● Task prompt: Retype the records below word for word and omit any image.

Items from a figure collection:

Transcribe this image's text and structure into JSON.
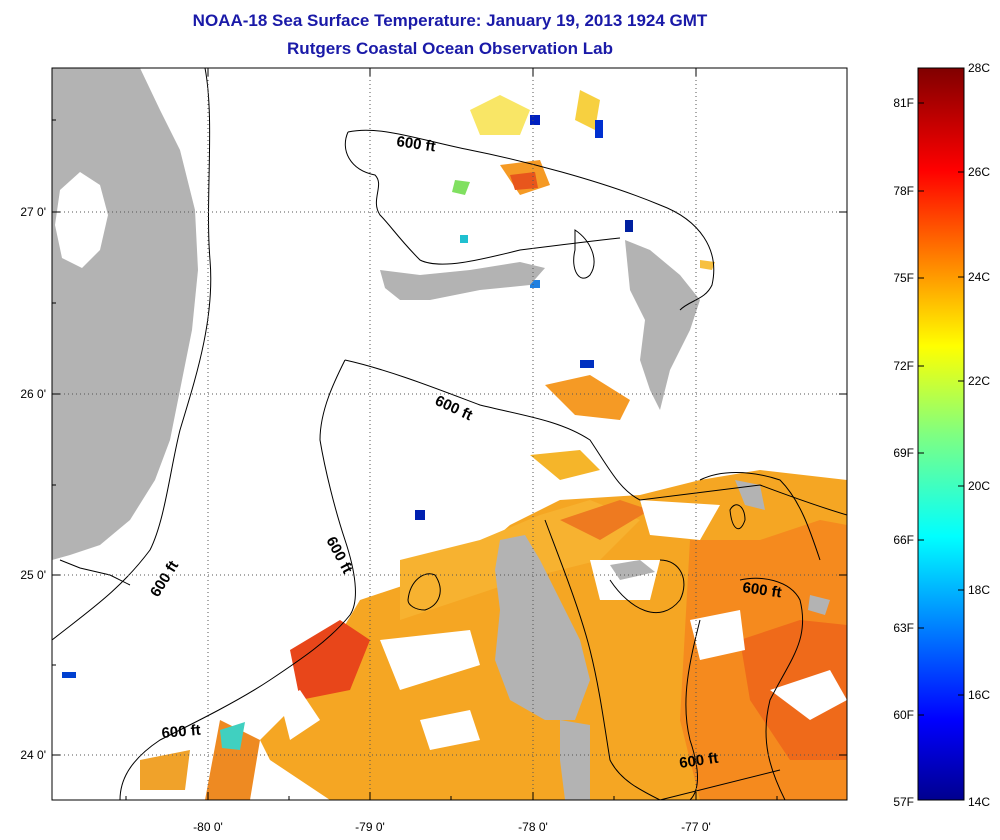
{
  "title": {
    "line1": "NOAA-18 Sea Surface Temperature:  January 19, 2013 1924 GMT",
    "line2": "Rutgers Coastal Ocean Observation Lab"
  },
  "map": {
    "lat_ticks": [
      "27 0'",
      "26 0'",
      "25 0'",
      "24 0'"
    ],
    "lon_ticks": [
      "-80 0'",
      "-79 0'",
      "-78 0'",
      "-77 0'"
    ],
    "contour_label": "600 ft",
    "colors": {
      "land": "#b3b3b3",
      "cloud": "#ffffff",
      "contour": "#000000"
    },
    "color_scale_range_c": [
      14,
      28
    ]
  },
  "colorbar": {
    "fahrenheit": [
      "81F",
      "78F",
      "75F",
      "72F",
      "69F",
      "66F",
      "63F",
      "60F",
      "57F"
    ],
    "celsius": [
      "28C",
      "26C",
      "24C",
      "22C",
      "20C",
      "18C",
      "16C",
      "14C"
    ]
  }
}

● Result of the exercise:
Transcribe this image's text and structure into JSON.
{
  "title": {
    "line1": "NOAA-18 Sea Surface Temperature:  January 19, 2013 1924 GMT",
    "line2": "Rutgers Coastal Ocean Observation Lab"
  },
  "map": {
    "lat_ticks": [
      "27 0'",
      "26 0'",
      "25 0'",
      "24 0'"
    ],
    "lon_ticks": [
      "-80 0'",
      "-79 0'",
      "-78 0'",
      "-77 0'"
    ],
    "contour_label": "600 ft",
    "colors": {
      "land": "#b3b3b3",
      "cloud": "#ffffff",
      "contour": "#000000"
    },
    "color_scale_range_c": [
      14,
      28
    ]
  },
  "colorbar": {
    "fahrenheit": [
      "81F",
      "78F",
      "75F",
      "72F",
      "69F",
      "66F",
      "63F",
      "60F",
      "57F"
    ],
    "celsius": [
      "28C",
      "26C",
      "24C",
      "22C",
      "20C",
      "18C",
      "16C",
      "14C"
    ]
  }
}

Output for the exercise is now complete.